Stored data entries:
========================================================================

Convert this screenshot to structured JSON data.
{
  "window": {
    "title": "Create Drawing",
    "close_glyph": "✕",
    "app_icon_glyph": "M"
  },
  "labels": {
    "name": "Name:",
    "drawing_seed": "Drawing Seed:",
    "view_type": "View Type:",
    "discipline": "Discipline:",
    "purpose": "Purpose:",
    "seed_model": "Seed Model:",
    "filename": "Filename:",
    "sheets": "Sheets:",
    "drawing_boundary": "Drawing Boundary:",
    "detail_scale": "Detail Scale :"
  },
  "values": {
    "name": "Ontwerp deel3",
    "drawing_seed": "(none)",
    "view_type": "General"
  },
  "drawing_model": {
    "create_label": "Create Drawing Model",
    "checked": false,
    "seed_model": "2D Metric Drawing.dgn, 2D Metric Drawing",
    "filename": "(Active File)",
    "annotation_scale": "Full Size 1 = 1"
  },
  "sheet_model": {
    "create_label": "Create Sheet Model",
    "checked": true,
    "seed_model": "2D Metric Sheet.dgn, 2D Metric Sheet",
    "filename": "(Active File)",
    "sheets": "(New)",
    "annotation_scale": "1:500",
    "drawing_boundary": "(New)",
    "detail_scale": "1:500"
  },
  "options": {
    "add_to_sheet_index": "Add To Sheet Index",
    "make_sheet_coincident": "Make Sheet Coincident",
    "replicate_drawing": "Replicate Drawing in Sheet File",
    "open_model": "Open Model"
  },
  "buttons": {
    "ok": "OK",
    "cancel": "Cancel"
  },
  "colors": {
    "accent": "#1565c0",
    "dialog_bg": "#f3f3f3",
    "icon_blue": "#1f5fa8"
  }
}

========================================================================

◆ **Task statement**
From the records above, extract every entry verbatim.

◆ **Solution**
Convert this screenshot to structured JSON data.
{
  "window": {
    "title": "Create Drawing",
    "close_glyph": "✕",
    "app_icon_glyph": "M"
  },
  "labels": {
    "name": "Name:",
    "drawing_seed": "Drawing Seed:",
    "view_type": "View Type:",
    "discipline": "Discipline:",
    "purpose": "Purpose:",
    "seed_model": "Seed Model:",
    "filename": "Filename:",
    "sheets": "Sheets:",
    "drawing_boundary": "Drawing Boundary:",
    "detail_scale": "Detail Scale :"
  },
  "values": {
    "name": "Ontwerp deel3",
    "drawing_seed": "(none)",
    "view_type": "General"
  },
  "drawing_model": {
    "create_label": "Create Drawing Model",
    "checked": false,
    "seed_model": "2D Metric Drawing.dgn, 2D Metric Drawing",
    "filename": "(Active File)",
    "annotation_scale": "Full Size 1 = 1"
  },
  "sheet_model": {
    "create_label": "Create Sheet Model",
    "checked": true,
    "seed_model": "2D Metric Sheet.dgn, 2D Metric Sheet",
    "filename": "(Active File)",
    "sheets": "(New)",
    "annotation_scale": "1:500",
    "drawing_boundary": "(New)",
    "detail_scale": "1:500"
  },
  "options": {
    "add_to_sheet_index": "Add To Sheet Index",
    "make_sheet_coincident": "Make Sheet Coincident",
    "replicate_drawing": "Replicate Drawing in Sheet File",
    "open_model": "Open Model"
  },
  "buttons": {
    "ok": "OK",
    "cancel": "Cancel"
  },
  "colors": {
    "accent": "#1565c0",
    "dialog_bg": "#f3f3f3",
    "icon_blue": "#1f5fa8"
  }
}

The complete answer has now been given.